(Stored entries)
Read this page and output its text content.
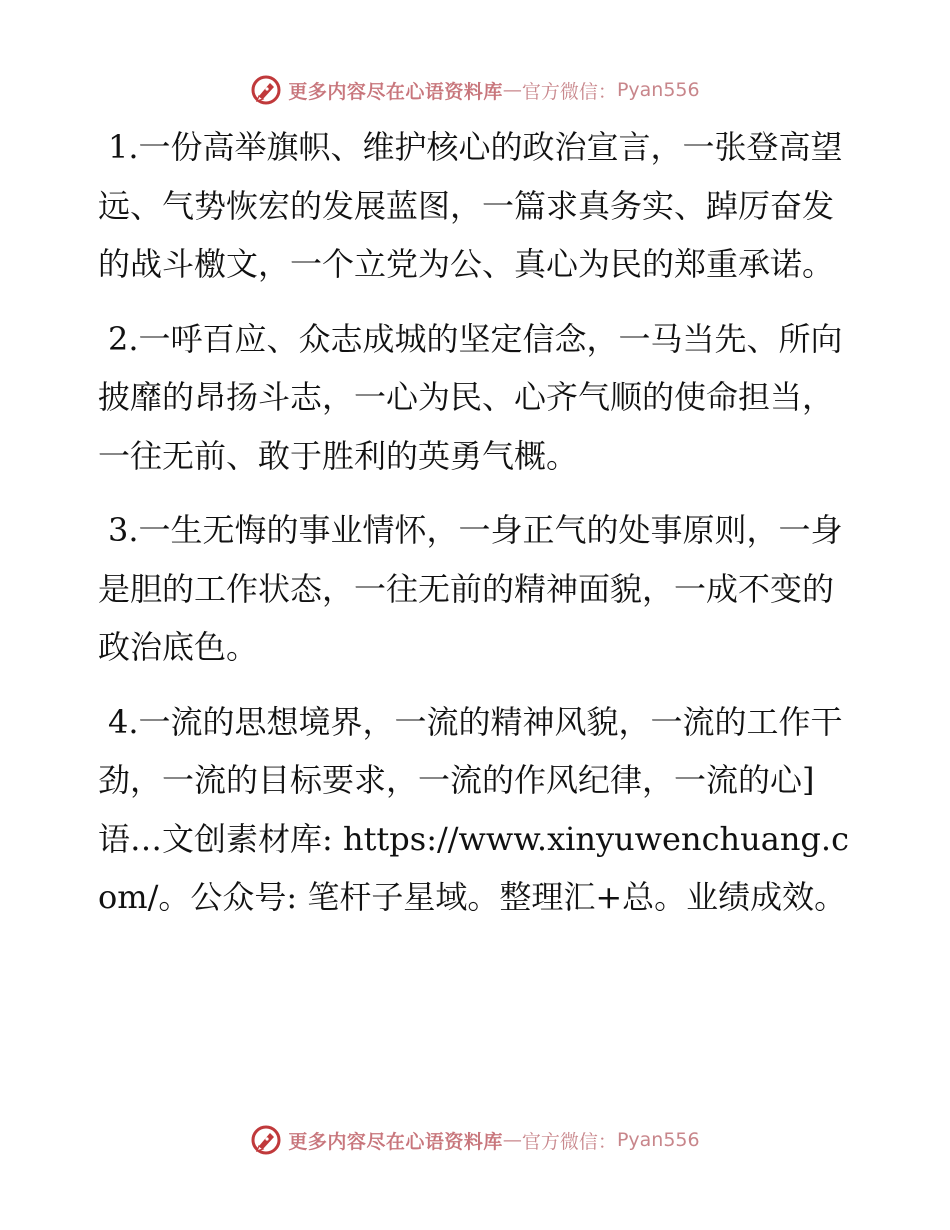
更多内容尽在心语资料库 — 官方微信： Pyan556

1.一份高举旗帜、维护核心的政治宣言，一张登高望远、气势恢宏的发展蓝图，一篇求真务实、踔厉奋发的战斗檄文，一个立党为公、真心为民的郑重承诺。

2.一呼百应、众志成城的坚定信念，一马当先、所向披靡的昂扬斗志，一心为民、心齐气顺的使命担当，一往无前、敢于胜利的英勇气概。

3.一生无悔的事业情怀，一身正气的处事原则，一身是胆的工作状态，一往无前的精神面貌，一成不变的政治底色。

4.一流的思想境界，一流的精神风貌，一流的工作干劲，一流的目标要求，一流的作风纪律，一流的心]语…文创素材库: https://www.xinyuwenchuang.com/。公众号: 笔杆子星域。整理汇+总。业绩成效。

更多内容尽在心语资料库 — 官方微信： Pyan556
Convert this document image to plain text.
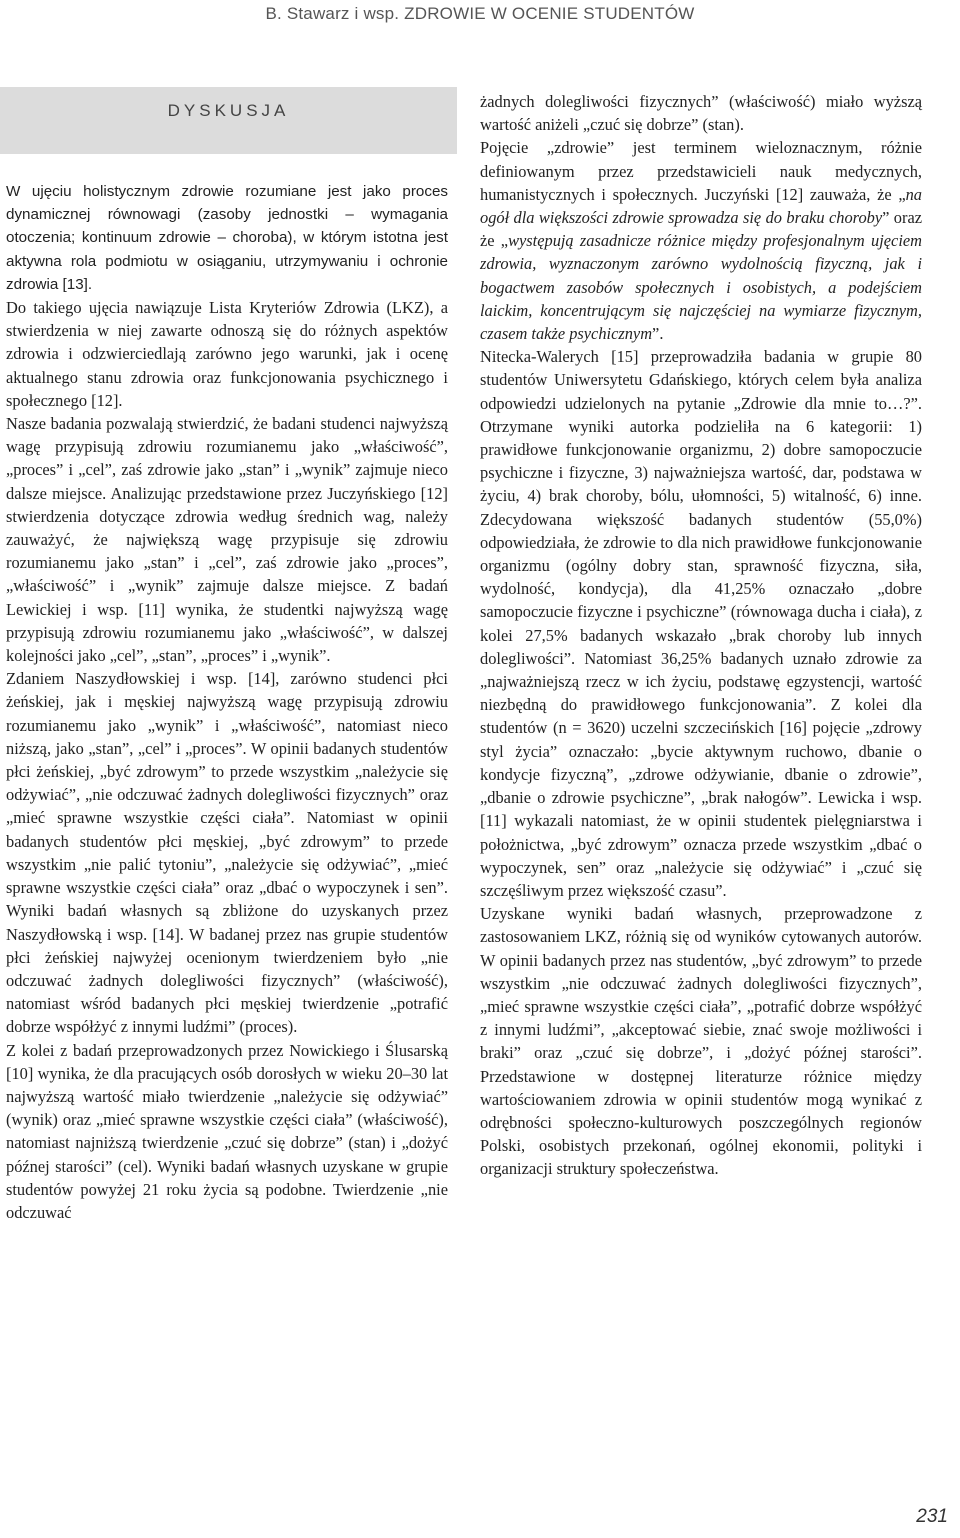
B. Stawarz i wsp. ZDROWIE W OCENIE STUDENTÓW
DYSKUSJA

W ujęciu holistycznym zdrowie rozumiane jest jako proces dynamicznej równowagi (zasoby jednostki – wymagania otoczenia; kontinuum zdrowie – choroba), w którym istotna jest aktywna rola podmiotu w osiąganiu, utrzymywaniu i ochronie zdrowia [13].

Do takiego ujęcia nawiązuje Lista Kryteriów Zdrowia (LKZ), a stwierdzenia w niej zawarte odnoszą się do różnych aspektów zdrowia i odzwierciedlają zarówno jego warunki, jak i ocenę aktualnego stanu zdrowia oraz funkcjonowania psychicznego i społecznego [12].

Nasze badania pozwalają stwierdzić, że badani studenci najwyższą wagę przypisują zdrowiu rozumianemu jako „właściwość”, „proces” i „cel”, zaś zdrowie jako „stan” i „wynik” zajmuje nieco dalsze miejsce. Analizując przedstawione przez Juczyńskiego [12] stwierdzenia dotyczące zdrowia według średnich wag, należy zauważyć, że największą wagę przypisuje się zdrowiu rozumianemu jako „stan” i „cel”, zaś zdrowie jako „proces”, „właściwość” i „wynik” zajmuje dalsze miejsce. Z badań Lewickiej i wsp. [11] wynika, że studentki najwyższą wagę przypisują zdrowiu rozumianemu jako „właściwość”, w dalszej kolejności jako „cel”, „stan”, „proces” i „wynik”.

Zdaniem Naszydłowskiej i wsp. [14], zarówno studenci płci żeńskiej, jak i męskiej najwyższą wagę przypisują zdrowiu rozumianemu jako „wynik” i „właściwość”, natomiast nieco niższą, jako „stan”, „cel” i „proces”. W opinii badanych studentów płci żeńskiej, „być zdrowym” to przede wszystkim „należycie się odżywiać”, „nie odczuwać żadnych dolegliwości fizycznych” oraz „mieć sprawne wszystkie części ciała”. Natomiast w opinii badanych studentów płci męskiej, „być zdrowym” to przede wszystkim „nie palić tytoniu”, „należycie się odżywiać”, „mieć sprawne wszystkie części ciała” oraz „dbać o wypoczynek i sen”. Wyniki badań własnych są zbliżone do uzyskanych przez Naszydłowską i wsp. [14]. W badanej przez nas grupie studentów płci żeńskiej najwyżej ocenionym twierdzeniem było „nie odczuwać żadnych dolegliwości fizycznych” (właściwość), natomiast wśród badanych płci męskiej twierdzenie „potrafić dobrze współżyć z innymi ludźmi” (proces).

Z kolei z badań przeprowadzonych przez Nowickiego i Ślusarską [10] wynika, że dla pracujących osób dorosłych w wieku 20–30 lat najwyższą wartość miało twierdzenie „należycie się odżywiać” (wynik) oraz „mieć sprawne wszystkie części ciała” (właściwość), natomiast najniższą twierdzenie „czuć się dobrze” (stan) i „dożyć późnej starości” (cel). Wyniki badań własnych uzyskane w grupie studentów powyżej 21 roku życia są podobne. Twierdzenie „nie odczuwać

żadnych dolegliwości fizycznych” (właściwość) miało wyższą wartość aniżeli „czuć się dobrze” (stan).

Pojęcie „zdrowie” jest terminem wieloznacznym, różnie definiowanym przez przedstawicieli nauk medycznych, humanistycznych i społecznych. Juczyński [12] zauważa, że „na ogół dla większości zdrowie sprowadza się do braku choroby” oraz że „występują zasadnicze różnice między profesjonalnym ujęciem zdrowia, wyznaczonym zarówno wydolnością fizyczną, jak i bogactwem zasobów społecznych i osobistych, a podejściem laickim, koncentrującym się najczęściej na wymiarze fizycznym, czasem także psychicznym”.

Nitecka-Walerych [15] przeprowadziła badania w grupie 80 studentów Uniwersytetu Gdańskiego, których celem była analiza odpowiedzi udzielonych na pytanie „Zdrowie dla mnie to…?”. Otrzymane wyniki autorka podzieliła na 6 kategorii: 1) prawidłowe funkcjonowanie organizmu, 2) dobre samopoczucie psychiczne i fizyczne, 3) najważniejsza wartość, dar, podstawa w życiu, 4) brak choroby, bólu, ułomności, 5) witalność, 6) inne. Zdecydowana większość badanych studentów (55,0%) odpowiedziała, że zdrowie to dla nich prawidłowe funkcjonowanie organizmu (ogólny dobry stan, sprawność fizyczna, siła, wydolność, kondycja), dla 41,25% oznaczało „dobre samopoczucie fizyczne i psychiczne” (równowaga ducha i ciała), z kolei 27,5% badanych wskazało „brak choroby lub innych dolegliwości”. Natomiast 36,25% badanych uznało zdrowie za „najważniejszą rzecz w ich życiu, podstawę egzystencji, wartość niezbędną do prawidłowego funkcjonowania”. Z kolei dla studentów (n = 3620) uczelni szczecińskich [16] pojęcie „zdrowy styl życia” oznaczało: „bycie aktywnym ruchowo, dbanie o kondycje fizyczną”, „zdrowe odżywianie, dbanie o zdrowie”, „dbanie o zdrowie psychiczne”, „brak nałogów”. Lewicka i wsp. [11] wykazali natomiast, że w opinii studentek pielęgniarstwa i położnictwa, „być zdrowym” oznacza przede wszystkim „dbać o wypoczynek, sen” oraz „należycie się odżywiać” i „czuć się szczęśliwym przez większość czasu”.

Uzyskane wyniki badań własnych, przeprowadzone z zastosowaniem LKZ, różnią się od wyników cytowanych autorów. W opinii badanych przez nas studentów, „być zdrowym” to przede wszystkim „nie odczuwać żadnych dolegliwości fizycznych”, „mieć sprawne wszystkie części ciała”, „potrafić dobrze współżyć z innymi ludźmi”, „akceptować siebie, znać swoje możliwości i braki” oraz „czuć się dobrze”, i „dożyć późnej starości”. Przedstawione w dostępnej literaturze różnice między wartościowaniem zdrowia w opinii studentów mogą wynikać z odrębności społeczno-kulturowych poszczególnych regionów Polski, osobistych przekonań, ogólnej ekonomii, polityki i organizacji struktury społeczeństwa.

231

→ **Problem details**
Find the lines above that include the string "jest" and copy them.

→ **Result of this task**
W ujęciu holistycznym zdrowie rozumiane jest jako proces dynamicznej równowagi (zasoby jednostki – wymagania otoczenia; kontinuum zdrowie – choroba), w którym istotna jest aktywna rola podmiotu w osiąganiu, utrzymywaniu i ochronie zdrowia [13].
Pojęcie „zdrowie” jest terminem wieloznacznym, różnie definiowanym przez przedstawicieli nauk medycznych, humanistycznych i społecznych. Juczyński [12] zauważa, że „na ogół dla większości zdrowie sprowadza się do braku choroby” oraz że „występują zasadnicze różnice między profesjonalnym ujęciem zdrowia, wyznaczonym zarówno wydolnością fizyczną, jak i bogactwem zasobów społecznych i osobistych, a podejściem laickim, koncentrującym się najczęściej na wymiarze fizycznym, czasem także psychicznym”.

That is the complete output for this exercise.